• Working data
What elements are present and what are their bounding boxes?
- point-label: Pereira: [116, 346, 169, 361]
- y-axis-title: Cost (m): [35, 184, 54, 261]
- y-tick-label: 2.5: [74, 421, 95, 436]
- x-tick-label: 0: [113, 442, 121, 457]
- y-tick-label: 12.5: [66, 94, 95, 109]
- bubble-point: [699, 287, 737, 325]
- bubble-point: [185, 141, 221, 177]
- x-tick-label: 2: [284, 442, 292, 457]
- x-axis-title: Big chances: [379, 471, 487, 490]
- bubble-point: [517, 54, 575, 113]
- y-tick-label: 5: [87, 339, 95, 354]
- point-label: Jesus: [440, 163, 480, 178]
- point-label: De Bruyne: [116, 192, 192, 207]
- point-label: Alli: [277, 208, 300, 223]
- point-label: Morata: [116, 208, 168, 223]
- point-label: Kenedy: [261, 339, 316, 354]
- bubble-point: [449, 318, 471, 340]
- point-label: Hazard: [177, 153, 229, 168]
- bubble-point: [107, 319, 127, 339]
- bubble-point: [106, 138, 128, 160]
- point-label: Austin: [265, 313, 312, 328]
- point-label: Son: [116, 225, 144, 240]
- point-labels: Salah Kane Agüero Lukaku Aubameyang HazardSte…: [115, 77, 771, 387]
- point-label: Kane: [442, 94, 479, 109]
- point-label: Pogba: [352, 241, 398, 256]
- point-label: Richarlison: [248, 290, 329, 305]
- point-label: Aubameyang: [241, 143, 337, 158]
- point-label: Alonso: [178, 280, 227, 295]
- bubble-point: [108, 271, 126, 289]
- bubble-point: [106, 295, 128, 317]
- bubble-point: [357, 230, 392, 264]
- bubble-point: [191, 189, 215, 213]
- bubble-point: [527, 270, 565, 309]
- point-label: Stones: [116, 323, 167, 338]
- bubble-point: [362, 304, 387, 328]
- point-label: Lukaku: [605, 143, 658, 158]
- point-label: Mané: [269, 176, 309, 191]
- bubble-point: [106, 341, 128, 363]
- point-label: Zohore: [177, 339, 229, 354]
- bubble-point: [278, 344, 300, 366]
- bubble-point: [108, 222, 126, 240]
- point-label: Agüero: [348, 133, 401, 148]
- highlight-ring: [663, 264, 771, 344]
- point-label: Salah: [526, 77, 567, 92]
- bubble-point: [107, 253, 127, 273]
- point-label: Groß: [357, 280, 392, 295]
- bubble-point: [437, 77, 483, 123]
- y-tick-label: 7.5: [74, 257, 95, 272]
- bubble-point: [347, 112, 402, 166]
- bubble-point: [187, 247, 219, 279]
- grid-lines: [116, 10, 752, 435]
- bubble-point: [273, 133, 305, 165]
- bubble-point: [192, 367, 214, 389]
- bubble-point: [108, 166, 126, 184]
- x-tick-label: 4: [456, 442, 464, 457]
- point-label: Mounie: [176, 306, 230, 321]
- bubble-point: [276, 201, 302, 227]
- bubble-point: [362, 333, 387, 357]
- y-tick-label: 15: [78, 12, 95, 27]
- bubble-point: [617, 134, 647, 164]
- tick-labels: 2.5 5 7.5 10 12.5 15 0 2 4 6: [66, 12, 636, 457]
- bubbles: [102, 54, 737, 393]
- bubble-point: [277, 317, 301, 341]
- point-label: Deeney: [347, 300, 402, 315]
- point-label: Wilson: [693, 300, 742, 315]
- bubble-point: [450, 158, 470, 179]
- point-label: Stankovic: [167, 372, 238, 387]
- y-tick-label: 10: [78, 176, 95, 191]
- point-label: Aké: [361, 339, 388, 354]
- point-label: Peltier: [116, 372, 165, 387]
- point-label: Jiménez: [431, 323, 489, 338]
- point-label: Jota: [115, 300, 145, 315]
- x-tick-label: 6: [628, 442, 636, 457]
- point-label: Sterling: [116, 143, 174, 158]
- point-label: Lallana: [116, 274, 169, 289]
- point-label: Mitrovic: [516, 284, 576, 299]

• Written instruction
Can you arrange every line of the rows above as a Markdown table, leaving out blank lines, with a Line column holding its number and a Text column holding the line itself?

• Answer below
| Line | Text |
|---|---|
| 1 | What elements are present and what are their bounding boxes? |
| 2 | - point-label: Pereira: [116, 346, 169, 361] |
| 3 | - y-axis-title: Cost (m): [35, 184, 54, 261] |
| 4 | - y-tick-label: 2.5: [74, 421, 95, 436] |
| 5 | - x-tick-label: 0: [113, 442, 121, 457] |
| 6 | - y-tick-label: 12.5: [66, 94, 95, 109] |
| 7 | - bubble-point: [699, 287, 737, 325] |
| 8 | - bubble-point: [185, 141, 221, 177] |
| 9 | - x-tick-label: 2: [284, 442, 292, 457] |
| 10 | - x-axis-title: Big chances: [379, 471, 487, 490] |
| 11 | - bubble-point: [517, 54, 575, 113] |
| 12 | - y-tick-label: 5: [87, 339, 95, 354] |
| 13 | - point-label: Jesus: [440, 163, 480, 178] |
| 14 | - point-label: De Bruyne: [116, 192, 192, 207] |
| 15 | - point-label: Alli: [277, 208, 300, 223] |
| 16 | - point-label: Morata: [116, 208, 168, 223] |
| 17 | - point-label: Kenedy: [261, 339, 316, 354] |
| 18 | - bubble-point: [449, 318, 471, 340] |
| 19 | - point-label: Hazard: [177, 153, 229, 168] |
| 20 | - bubble-point: [107, 319, 127, 339] |
| 21 | - bubble-point: [106, 138, 128, 160] |
| 22 | - point-label: Austin: [265, 313, 312, 328] |
| 23 | - point-label: Son: [116, 225, 144, 240] |
| 24 | - point-labels: Salah Kane Agüero Lukaku Aubameyang HazardSte…: [115, 77, 771, 387] |
| 25 | - point-label: Kane: [442, 94, 479, 109] |
| 26 | - point-label: Pogba: [352, 241, 398, 256] |
| 27 | - point-label: Richarlison: [248, 290, 329, 305] |
| 28 | - point-label: Aubameyang: [241, 143, 337, 158] |
| 29 | - point-label: Alonso: [178, 280, 227, 295] |
| 30 | - bubble-point: [108, 271, 126, 289] |
| 31 | - bubble-point: [106, 295, 128, 317] |
| 32 | - bubble-point: [357, 230, 392, 264] |
| 33 | - bubble-point: [191, 189, 215, 213] |
| 34 | - bubble-point: [527, 270, 565, 309] |
| 35 | - point-label: Stones: [116, 323, 167, 338] |
| 36 | - bubble-point: [362, 304, 387, 328] |
| 37 | - point-label: Lukaku: [605, 143, 658, 158] |
| 38 | - point-label: Mané: [269, 176, 309, 191] |
| 39 | - bubble-point: [106, 341, 128, 363] |
| 40 | - point-label: Zohore: [177, 339, 229, 354] |
| 41 | - bubble-point: [278, 344, 300, 366] |
| 42 | - bubble-point: [108, 222, 126, 240] |
| 43 | - point-label: Agüero: [348, 133, 401, 148] |
| 44 | - highlight-ring: [663, 264, 771, 344] |
| 45 | - point-label: Salah: [526, 77, 567, 92] |
| 46 | - bubble-point: [107, 253, 127, 273] |
| 47 | - point-label: Groß: [357, 280, 392, 295] |
| 48 | - bubble-point: [437, 77, 483, 123] |
| 49 | - y-tick-label: 7.5: [74, 257, 95, 272] |
| 50 | - bubble-point: [347, 112, 402, 166] |
| 51 | - bubble-point: [187, 247, 219, 279] |
| 52 | - grid-lines: [116, 10, 752, 435] |
| 53 | - bubble-point: [273, 133, 305, 165] |
| 54 | - bubble-point: [192, 367, 214, 389] |
| 55 | - bubble-point: [108, 166, 126, 184] |
| 56 | - x-tick-label: 4: [456, 442, 464, 457] |
| 57 | - point-label: Mounie: [176, 306, 230, 321] |
| 58 | - bubble-point: [276, 201, 302, 227] |
| 59 | - bubble-point: [362, 333, 387, 357] |
| 60 | - y-tick-label: 15: [78, 12, 95, 27] |
| 61 | - bubble-point: [617, 134, 647, 164] |
| 62 | - tick-labels: 2.5 5 7.5 10 12.5 15 0 2 4 6: [66, 12, 636, 457] |
| 63 | - bubbles: [102, 54, 737, 393] |
| 64 | - bubble-point: [277, 317, 301, 341] |
| 65 | - point-label: Deeney: [347, 300, 402, 315] |
| 66 | - point-label: Wilson: [693, 300, 742, 315] |
| 67 | - bubble-point: [450, 158, 470, 179] |
| 68 | - point-label: Stankovic: [167, 372, 238, 387] |
| 69 | - y-tick-label: 10: [78, 176, 95, 191] |
| 70 | - point-label: Aké: [361, 339, 388, 354] |
| 71 | - point-label: Peltier: [116, 372, 165, 387] |
| 72 | - point-label: Jiménez: [431, 323, 489, 338] |
| 73 | - point-label: Jota: [115, 300, 145, 315] |
| 74 | - x-tick-label: 6: [628, 442, 636, 457] |
| 75 | - point-label: Sterling: [116, 143, 174, 158] |
| 76 | - point-label: Lallana: [116, 274, 169, 289] |
| 77 | - point-label: Mitrovic: [516, 284, 576, 299] |